### Task objective
Within the material below, find each line bearing the word "this" and present it.

------------------------------------------------------------

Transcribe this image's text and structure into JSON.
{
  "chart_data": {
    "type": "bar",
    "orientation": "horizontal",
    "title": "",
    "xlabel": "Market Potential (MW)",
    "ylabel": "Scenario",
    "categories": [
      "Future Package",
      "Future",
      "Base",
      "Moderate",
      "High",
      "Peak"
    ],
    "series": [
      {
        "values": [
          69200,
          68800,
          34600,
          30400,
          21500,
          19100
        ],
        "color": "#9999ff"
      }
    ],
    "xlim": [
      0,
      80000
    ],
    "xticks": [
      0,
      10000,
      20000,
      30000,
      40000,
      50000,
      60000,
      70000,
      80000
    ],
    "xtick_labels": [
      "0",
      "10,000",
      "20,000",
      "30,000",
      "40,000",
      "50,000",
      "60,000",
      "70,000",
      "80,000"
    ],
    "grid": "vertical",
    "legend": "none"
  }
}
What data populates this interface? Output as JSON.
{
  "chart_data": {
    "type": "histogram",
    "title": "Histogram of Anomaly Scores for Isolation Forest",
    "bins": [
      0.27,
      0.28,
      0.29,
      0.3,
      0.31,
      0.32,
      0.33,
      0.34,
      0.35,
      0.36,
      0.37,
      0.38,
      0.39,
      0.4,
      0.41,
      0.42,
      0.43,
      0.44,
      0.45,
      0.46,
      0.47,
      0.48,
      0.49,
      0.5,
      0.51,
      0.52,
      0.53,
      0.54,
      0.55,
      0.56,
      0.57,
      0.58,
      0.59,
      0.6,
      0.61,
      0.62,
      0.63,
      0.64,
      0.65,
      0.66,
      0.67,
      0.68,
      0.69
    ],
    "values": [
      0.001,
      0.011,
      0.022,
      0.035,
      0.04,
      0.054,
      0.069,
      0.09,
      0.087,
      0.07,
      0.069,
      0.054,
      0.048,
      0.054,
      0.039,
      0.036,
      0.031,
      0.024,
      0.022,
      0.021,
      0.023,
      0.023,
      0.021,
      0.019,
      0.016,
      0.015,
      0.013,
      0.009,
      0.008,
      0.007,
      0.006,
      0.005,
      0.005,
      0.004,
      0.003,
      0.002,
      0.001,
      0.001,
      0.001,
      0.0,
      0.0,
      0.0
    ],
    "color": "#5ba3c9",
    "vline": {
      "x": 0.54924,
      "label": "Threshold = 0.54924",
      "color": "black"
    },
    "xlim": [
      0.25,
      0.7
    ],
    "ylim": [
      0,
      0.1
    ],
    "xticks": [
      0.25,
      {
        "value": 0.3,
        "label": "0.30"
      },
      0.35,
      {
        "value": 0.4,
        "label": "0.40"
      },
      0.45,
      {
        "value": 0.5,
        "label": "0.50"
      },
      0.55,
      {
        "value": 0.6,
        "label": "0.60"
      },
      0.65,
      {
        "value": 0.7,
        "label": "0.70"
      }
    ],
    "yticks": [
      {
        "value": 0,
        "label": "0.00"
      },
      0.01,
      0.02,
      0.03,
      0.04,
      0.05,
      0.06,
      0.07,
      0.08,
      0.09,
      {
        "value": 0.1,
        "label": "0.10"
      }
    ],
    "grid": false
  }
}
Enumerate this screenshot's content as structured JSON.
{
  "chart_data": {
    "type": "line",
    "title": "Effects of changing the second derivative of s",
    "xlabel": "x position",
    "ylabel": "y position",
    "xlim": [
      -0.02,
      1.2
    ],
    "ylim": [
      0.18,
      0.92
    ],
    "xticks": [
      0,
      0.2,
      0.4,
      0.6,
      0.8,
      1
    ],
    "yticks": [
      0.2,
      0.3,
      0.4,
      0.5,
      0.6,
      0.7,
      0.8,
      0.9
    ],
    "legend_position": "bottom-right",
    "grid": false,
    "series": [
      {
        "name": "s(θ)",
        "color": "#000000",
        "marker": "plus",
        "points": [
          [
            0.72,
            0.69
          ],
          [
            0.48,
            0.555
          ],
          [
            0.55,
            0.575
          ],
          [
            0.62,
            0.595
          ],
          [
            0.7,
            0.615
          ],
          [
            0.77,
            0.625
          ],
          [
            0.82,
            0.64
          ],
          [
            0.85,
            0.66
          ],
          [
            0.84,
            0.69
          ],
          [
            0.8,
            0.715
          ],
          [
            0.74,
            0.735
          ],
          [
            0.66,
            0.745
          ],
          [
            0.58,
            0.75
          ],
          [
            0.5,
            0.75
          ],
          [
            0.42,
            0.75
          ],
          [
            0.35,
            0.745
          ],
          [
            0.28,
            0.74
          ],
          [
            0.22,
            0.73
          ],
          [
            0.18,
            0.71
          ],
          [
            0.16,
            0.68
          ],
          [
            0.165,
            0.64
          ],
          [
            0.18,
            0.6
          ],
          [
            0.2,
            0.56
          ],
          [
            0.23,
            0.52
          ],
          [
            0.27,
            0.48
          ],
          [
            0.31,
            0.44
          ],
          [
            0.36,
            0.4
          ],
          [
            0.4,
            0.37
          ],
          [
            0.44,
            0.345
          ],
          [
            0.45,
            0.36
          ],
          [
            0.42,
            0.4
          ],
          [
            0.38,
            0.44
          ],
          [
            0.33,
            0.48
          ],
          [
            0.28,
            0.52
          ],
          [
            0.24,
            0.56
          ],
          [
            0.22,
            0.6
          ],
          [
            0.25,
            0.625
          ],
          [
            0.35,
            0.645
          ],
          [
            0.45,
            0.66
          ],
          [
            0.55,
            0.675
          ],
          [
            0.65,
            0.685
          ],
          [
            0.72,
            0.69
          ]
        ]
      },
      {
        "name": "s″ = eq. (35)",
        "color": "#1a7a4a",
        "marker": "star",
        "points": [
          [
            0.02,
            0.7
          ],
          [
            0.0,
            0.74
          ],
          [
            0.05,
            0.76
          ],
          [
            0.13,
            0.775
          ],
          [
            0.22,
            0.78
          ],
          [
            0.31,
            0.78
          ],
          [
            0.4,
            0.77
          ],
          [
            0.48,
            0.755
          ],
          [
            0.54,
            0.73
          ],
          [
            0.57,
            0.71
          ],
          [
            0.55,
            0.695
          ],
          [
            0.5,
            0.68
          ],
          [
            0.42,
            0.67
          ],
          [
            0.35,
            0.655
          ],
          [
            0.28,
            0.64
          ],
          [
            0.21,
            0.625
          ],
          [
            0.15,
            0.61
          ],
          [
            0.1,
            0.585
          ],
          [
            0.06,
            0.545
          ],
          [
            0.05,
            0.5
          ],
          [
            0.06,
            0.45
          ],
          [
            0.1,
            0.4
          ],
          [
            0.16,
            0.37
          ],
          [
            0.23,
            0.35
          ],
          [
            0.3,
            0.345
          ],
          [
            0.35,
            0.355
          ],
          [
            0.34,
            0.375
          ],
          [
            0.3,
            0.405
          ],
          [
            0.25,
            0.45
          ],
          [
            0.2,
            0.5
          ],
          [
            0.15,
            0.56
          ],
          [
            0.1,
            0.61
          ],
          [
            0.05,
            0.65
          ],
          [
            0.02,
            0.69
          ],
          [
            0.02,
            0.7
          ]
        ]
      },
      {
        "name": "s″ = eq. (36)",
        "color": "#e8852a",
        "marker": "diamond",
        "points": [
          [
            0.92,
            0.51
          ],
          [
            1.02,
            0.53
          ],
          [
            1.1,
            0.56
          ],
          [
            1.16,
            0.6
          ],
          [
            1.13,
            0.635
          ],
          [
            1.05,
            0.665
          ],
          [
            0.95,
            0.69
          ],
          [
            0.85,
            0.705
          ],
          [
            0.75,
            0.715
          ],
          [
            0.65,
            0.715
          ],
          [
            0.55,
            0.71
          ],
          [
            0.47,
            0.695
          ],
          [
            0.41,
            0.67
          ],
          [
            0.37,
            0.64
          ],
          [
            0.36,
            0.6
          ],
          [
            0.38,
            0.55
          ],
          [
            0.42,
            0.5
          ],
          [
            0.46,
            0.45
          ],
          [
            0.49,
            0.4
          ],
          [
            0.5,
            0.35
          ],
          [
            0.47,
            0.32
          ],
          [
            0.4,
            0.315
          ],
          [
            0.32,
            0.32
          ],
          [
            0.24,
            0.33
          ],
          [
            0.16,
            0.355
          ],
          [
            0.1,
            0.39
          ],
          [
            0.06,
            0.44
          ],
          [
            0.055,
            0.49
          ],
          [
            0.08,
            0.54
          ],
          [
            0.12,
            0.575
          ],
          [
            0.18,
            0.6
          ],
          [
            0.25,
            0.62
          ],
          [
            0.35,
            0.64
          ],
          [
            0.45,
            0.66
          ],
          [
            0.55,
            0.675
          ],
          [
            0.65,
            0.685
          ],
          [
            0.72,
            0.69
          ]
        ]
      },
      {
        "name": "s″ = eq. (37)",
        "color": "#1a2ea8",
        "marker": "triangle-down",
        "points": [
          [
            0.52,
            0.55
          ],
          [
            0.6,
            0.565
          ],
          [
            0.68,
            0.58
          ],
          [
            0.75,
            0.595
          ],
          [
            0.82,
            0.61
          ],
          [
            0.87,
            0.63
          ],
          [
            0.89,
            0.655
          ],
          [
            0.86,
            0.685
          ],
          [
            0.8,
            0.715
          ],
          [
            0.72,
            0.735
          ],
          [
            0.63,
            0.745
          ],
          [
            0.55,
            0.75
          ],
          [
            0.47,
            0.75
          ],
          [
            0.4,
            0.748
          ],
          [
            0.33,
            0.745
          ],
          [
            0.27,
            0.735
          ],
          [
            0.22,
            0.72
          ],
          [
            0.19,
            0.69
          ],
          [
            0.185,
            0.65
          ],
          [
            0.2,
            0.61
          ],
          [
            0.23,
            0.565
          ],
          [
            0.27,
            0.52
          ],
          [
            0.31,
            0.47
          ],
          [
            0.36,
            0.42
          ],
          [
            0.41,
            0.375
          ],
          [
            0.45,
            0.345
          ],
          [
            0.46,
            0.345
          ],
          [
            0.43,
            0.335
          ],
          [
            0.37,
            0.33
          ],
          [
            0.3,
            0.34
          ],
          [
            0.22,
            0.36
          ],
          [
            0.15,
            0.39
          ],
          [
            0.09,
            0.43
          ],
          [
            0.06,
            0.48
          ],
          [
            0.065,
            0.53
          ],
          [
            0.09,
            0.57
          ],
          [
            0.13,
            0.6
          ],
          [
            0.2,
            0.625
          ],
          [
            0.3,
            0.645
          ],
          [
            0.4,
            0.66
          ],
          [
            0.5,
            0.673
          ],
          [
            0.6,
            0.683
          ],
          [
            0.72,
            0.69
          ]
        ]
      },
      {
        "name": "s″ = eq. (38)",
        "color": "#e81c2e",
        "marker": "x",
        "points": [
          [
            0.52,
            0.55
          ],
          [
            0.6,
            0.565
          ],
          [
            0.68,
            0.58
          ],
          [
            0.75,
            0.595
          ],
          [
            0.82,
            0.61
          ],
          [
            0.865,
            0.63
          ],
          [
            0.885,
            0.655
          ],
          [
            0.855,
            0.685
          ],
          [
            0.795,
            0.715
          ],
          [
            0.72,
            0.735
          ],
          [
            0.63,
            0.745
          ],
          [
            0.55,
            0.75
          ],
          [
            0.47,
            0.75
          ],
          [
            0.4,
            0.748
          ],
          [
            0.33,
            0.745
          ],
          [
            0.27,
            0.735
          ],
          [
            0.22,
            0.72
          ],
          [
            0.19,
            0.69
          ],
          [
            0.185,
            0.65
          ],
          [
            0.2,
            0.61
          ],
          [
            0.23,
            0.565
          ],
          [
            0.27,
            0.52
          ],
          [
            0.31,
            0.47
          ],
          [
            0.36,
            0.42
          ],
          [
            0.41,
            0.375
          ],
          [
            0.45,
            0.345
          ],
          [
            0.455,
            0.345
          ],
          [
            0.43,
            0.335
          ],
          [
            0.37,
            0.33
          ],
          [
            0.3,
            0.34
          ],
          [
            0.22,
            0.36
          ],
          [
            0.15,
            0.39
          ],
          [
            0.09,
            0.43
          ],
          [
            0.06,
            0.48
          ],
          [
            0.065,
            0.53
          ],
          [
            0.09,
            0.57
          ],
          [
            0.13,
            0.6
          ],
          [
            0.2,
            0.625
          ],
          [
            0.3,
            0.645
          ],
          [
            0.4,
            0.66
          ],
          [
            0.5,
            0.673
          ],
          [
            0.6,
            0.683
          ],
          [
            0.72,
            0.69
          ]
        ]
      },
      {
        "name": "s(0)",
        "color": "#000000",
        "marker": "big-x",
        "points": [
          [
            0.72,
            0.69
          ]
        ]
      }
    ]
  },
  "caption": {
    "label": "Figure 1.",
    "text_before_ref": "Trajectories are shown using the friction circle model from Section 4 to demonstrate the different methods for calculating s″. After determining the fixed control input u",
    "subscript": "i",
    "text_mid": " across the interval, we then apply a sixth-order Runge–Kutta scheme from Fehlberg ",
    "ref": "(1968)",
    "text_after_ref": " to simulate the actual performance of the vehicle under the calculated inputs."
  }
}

------------------------------------------------------------

### Problem solution
Transcribe this image's text and structure into JSON.
What data populates this interface? Output as JSON.
Enumerate this screenshot's content as structured JSON.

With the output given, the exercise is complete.